**WORK TO COMPLETE**
Extract every line of the rows below that contains the word "with".

**RAW RECORDS**
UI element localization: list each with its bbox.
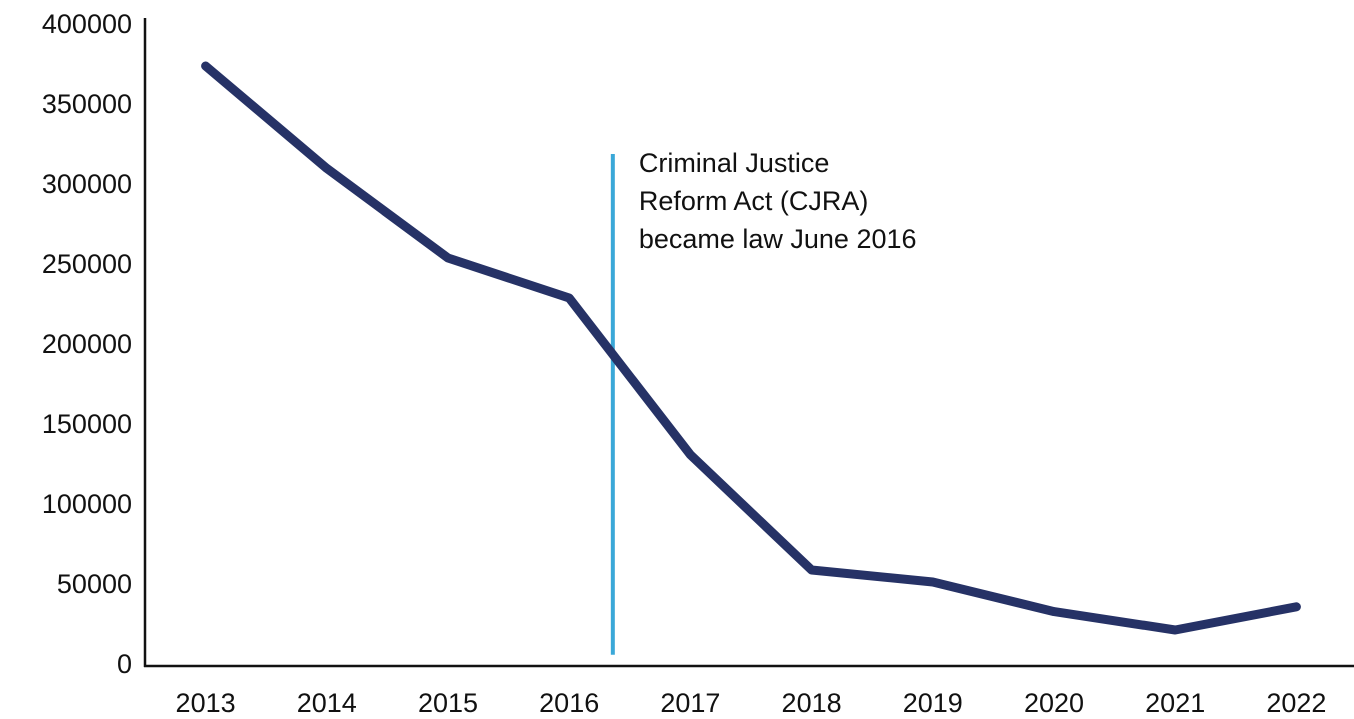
x-tick-label: 2022 (1266, 688, 1326, 718)
x-tick-label: 2021 (1145, 688, 1205, 718)
y-tick-label: 0 (117, 649, 132, 679)
y-tick-label: 300000 (42, 169, 132, 199)
x-tick-label: 2018 (782, 688, 842, 718)
annotation-text: became law June 2016 (639, 224, 917, 254)
annotation-text: Reform Act (CJRA) (639, 186, 869, 216)
y-tick-label: 150000 (42, 409, 132, 439)
x-tick-label: 2013 (176, 688, 236, 718)
y-tick-label: 400000 (42, 9, 132, 39)
y-tick-label: 350000 (42, 89, 132, 119)
y-tick-label: 200000 (42, 329, 132, 359)
x-tick-label: 2014 (297, 688, 357, 718)
x-tick-label: 2020 (1024, 688, 1084, 718)
x-tick-label: 2015 (418, 688, 478, 718)
data-line (201, 61, 1301, 635)
x-tick-label: 2017 (660, 688, 720, 718)
x-tick-label: 2016 (539, 688, 599, 718)
y-tick-label: 250000 (42, 249, 132, 279)
x-tick-label: 2019 (903, 688, 963, 718)
annotation-text: Criminal Justice (639, 148, 830, 178)
y-tick-label: 50000 (57, 569, 132, 599)
y-tick-label: 100000 (42, 489, 132, 519)
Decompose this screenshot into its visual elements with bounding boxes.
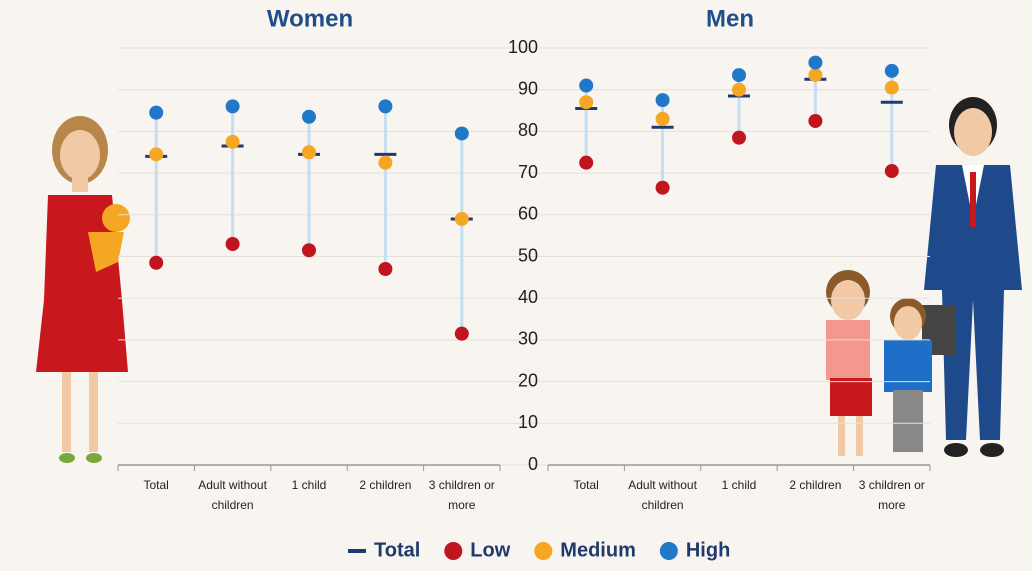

**ANSWER TO THE EXERCISE**
UI element localization: list each with its bbox.
Decompose this screenshot into its visual elements with bounding boxes.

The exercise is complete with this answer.